Copy each line below in which the string "Groups" occurs.

-------- Task data --------

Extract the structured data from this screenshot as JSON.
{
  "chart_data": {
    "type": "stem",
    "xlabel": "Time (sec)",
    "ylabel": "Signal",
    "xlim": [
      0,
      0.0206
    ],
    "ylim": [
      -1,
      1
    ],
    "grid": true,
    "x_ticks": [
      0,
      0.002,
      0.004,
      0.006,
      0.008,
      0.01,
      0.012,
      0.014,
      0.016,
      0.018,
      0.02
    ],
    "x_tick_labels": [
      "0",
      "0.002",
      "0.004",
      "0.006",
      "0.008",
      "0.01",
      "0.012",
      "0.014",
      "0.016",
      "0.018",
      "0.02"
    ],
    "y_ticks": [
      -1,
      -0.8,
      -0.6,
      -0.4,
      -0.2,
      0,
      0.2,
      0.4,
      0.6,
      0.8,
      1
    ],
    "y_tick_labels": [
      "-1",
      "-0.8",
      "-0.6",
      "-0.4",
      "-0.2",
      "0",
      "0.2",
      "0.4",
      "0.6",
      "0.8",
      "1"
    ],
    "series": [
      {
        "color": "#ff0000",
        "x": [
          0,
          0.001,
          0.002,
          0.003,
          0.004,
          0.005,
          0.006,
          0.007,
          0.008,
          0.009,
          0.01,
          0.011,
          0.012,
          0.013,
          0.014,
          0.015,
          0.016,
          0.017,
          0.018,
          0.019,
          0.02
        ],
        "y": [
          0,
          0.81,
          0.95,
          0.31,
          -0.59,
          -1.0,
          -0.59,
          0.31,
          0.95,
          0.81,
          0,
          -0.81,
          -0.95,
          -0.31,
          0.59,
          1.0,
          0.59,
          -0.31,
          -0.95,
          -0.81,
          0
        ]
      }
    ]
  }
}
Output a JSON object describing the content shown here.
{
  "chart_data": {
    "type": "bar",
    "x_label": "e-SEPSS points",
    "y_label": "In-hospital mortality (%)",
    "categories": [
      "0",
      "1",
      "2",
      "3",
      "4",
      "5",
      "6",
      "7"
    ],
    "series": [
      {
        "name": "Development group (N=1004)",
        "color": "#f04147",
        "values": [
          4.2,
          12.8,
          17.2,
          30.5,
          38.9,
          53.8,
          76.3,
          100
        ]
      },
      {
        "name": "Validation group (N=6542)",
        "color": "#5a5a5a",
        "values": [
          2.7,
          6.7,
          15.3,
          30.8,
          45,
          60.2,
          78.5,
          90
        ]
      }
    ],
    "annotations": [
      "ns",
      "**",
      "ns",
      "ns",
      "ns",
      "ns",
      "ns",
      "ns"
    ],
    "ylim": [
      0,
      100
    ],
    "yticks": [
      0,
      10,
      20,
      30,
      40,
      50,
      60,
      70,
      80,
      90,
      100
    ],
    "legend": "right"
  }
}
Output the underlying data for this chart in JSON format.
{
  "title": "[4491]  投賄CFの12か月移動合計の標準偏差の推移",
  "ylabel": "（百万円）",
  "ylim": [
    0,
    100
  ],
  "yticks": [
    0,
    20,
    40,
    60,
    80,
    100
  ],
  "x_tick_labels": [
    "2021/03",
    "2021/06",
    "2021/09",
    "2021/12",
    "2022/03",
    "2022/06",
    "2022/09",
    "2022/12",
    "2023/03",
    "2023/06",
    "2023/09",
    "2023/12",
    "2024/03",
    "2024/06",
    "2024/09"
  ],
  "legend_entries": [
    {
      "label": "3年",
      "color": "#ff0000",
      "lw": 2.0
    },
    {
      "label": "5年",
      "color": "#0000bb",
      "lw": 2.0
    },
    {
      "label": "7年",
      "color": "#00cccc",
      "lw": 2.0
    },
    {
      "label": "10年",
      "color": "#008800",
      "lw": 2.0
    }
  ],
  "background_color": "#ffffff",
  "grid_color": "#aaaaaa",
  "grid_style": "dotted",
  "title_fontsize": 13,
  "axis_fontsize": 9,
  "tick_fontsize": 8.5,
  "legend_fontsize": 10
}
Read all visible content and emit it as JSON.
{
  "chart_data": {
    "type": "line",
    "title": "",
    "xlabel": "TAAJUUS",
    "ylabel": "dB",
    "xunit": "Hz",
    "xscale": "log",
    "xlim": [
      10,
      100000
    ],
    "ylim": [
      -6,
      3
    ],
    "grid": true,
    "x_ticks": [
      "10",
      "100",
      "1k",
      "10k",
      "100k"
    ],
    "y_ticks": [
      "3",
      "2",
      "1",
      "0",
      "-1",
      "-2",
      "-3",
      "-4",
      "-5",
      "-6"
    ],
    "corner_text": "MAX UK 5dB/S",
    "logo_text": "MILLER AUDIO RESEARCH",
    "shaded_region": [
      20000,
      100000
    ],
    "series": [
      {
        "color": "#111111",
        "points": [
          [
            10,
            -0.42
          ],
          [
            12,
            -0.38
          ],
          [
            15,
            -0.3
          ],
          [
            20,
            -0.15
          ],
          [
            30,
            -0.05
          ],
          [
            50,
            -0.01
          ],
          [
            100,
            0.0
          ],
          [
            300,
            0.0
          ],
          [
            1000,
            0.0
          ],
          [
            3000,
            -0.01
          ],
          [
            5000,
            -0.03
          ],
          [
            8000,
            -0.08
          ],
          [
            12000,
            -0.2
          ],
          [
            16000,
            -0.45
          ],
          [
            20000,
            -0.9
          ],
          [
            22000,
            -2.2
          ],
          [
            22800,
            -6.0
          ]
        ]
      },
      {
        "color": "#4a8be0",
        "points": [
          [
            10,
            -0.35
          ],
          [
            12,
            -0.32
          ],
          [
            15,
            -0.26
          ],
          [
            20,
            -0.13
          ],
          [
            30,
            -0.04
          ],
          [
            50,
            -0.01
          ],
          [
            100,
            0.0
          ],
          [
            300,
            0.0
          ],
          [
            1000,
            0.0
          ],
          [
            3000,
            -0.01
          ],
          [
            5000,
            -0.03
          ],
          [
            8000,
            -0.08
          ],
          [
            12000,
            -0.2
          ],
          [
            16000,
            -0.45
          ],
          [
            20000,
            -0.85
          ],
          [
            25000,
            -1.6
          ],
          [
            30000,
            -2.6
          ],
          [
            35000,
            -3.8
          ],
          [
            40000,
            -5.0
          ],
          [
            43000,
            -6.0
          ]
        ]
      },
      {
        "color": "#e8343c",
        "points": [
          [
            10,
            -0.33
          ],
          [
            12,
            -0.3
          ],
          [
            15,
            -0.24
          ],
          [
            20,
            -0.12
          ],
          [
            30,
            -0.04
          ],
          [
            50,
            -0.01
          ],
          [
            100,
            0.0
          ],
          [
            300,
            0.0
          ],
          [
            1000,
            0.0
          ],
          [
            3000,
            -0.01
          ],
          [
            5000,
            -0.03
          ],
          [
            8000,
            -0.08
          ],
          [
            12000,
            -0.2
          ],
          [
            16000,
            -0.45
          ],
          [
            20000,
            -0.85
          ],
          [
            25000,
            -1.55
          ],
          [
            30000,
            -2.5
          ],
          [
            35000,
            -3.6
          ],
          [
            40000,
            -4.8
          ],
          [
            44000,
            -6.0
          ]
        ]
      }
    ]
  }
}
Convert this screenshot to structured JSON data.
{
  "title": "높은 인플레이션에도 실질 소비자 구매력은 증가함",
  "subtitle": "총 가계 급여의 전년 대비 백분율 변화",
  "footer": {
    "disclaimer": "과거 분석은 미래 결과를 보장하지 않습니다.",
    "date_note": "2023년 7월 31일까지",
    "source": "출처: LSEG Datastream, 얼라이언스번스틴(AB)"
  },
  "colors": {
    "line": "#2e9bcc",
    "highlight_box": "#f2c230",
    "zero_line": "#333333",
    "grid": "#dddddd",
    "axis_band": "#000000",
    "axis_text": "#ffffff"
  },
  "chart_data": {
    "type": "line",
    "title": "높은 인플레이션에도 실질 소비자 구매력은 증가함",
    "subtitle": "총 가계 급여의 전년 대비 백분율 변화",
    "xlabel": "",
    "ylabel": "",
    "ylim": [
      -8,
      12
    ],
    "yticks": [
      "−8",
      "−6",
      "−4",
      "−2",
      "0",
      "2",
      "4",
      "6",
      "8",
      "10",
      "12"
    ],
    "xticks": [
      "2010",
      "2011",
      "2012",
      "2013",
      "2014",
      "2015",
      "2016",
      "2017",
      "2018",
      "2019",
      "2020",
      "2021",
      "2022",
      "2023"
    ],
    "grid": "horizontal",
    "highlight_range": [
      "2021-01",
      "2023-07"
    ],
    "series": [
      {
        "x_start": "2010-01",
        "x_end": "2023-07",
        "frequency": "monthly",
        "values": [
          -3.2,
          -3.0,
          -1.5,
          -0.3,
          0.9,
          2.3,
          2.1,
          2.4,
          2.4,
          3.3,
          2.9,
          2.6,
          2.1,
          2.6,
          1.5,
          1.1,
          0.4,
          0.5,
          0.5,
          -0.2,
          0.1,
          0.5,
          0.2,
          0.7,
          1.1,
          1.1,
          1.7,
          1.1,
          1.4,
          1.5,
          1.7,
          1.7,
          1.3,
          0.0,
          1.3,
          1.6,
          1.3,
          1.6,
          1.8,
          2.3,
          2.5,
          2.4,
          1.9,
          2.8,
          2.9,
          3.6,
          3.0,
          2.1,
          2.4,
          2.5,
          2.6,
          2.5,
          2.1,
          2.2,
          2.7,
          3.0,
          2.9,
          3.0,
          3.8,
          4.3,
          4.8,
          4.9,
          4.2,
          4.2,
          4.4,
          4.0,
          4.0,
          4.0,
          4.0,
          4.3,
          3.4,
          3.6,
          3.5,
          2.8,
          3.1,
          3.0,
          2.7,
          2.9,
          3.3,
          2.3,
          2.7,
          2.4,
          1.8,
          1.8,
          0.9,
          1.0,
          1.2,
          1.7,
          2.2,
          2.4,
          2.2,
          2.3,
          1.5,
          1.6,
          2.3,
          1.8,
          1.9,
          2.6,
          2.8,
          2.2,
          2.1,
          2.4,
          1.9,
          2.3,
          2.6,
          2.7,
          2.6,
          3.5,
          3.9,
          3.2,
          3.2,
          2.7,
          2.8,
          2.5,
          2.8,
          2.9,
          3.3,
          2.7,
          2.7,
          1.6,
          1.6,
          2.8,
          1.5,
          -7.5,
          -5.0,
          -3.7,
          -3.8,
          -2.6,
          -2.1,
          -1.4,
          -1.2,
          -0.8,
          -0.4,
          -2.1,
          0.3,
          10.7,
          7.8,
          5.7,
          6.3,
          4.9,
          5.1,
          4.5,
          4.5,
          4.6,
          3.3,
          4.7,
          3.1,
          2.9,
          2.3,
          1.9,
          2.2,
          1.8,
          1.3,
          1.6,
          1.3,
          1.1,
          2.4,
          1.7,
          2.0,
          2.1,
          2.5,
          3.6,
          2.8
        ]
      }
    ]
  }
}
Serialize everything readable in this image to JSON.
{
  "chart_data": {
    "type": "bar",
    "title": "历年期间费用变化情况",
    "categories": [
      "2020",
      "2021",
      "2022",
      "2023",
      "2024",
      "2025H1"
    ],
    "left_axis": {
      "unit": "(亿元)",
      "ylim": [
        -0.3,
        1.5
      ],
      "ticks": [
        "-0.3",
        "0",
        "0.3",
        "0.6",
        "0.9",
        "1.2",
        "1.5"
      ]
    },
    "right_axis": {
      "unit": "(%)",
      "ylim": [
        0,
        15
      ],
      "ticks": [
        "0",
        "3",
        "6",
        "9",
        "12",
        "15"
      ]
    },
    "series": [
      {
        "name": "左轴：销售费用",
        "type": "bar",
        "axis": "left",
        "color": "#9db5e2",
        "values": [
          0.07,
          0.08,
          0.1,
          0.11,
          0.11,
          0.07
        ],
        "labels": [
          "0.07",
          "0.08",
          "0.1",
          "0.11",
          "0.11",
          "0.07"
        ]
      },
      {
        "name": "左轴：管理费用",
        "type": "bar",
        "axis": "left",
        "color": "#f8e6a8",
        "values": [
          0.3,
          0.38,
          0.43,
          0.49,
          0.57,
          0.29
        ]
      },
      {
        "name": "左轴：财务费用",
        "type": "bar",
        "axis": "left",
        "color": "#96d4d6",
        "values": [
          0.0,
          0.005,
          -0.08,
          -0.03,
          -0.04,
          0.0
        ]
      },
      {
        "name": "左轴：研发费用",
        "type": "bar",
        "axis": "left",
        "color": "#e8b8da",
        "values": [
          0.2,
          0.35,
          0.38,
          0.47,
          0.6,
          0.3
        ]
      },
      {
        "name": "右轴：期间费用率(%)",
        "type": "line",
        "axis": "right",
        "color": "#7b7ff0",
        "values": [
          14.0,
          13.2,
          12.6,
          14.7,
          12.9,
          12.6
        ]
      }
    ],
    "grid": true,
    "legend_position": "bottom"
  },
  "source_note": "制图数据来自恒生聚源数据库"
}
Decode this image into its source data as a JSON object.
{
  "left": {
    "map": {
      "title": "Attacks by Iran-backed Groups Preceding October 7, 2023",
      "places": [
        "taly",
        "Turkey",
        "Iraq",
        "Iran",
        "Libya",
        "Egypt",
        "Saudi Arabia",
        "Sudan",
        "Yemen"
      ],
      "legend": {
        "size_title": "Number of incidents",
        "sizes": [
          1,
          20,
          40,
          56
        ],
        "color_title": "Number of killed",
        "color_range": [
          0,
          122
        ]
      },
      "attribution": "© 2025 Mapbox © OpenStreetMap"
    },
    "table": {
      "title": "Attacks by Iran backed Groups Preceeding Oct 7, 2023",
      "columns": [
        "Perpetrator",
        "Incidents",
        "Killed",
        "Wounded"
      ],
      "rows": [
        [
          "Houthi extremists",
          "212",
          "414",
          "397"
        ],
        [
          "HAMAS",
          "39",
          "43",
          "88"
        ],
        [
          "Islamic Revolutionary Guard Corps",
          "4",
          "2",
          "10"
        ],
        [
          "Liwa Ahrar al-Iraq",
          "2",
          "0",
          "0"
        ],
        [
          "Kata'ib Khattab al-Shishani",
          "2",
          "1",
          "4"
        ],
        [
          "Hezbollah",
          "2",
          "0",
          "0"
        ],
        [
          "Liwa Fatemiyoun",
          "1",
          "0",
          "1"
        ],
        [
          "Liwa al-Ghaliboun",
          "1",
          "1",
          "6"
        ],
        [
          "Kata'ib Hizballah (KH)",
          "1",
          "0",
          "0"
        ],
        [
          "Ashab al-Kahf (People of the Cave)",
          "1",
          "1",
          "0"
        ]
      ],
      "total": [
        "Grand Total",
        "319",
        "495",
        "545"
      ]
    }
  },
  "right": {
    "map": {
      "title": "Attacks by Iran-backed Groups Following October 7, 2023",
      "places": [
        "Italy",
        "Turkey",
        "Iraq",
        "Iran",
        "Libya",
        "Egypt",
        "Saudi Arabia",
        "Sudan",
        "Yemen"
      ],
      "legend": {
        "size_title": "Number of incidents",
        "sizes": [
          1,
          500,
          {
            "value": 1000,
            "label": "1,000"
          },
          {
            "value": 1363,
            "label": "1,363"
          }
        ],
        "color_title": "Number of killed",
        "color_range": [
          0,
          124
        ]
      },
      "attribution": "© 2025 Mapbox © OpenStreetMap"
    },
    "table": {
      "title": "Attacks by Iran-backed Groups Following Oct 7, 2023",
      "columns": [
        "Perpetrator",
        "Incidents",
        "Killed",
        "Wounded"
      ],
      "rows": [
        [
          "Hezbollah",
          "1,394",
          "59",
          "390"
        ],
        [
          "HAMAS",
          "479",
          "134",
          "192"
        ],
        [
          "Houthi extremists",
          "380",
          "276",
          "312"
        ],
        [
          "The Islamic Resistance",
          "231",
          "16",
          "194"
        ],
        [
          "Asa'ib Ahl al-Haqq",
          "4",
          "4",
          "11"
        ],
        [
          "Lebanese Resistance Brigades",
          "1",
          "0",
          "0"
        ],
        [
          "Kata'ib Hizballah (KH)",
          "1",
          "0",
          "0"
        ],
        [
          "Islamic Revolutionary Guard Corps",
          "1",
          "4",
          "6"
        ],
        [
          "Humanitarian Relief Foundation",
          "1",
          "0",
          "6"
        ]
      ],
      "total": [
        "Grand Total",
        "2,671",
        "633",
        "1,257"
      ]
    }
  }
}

--------

# [Exercise output]
      "title": "Attacks by Iran-backed Groups Preceding October 7, 2023",
      "title": "Attacks by Iran backed Groups Preceeding Oct 7, 2023",
      "title": "Attacks by Iran-backed Groups Following October 7, 2023",
      "title": "Attacks by Iran-backed Groups Following Oct 7, 2023",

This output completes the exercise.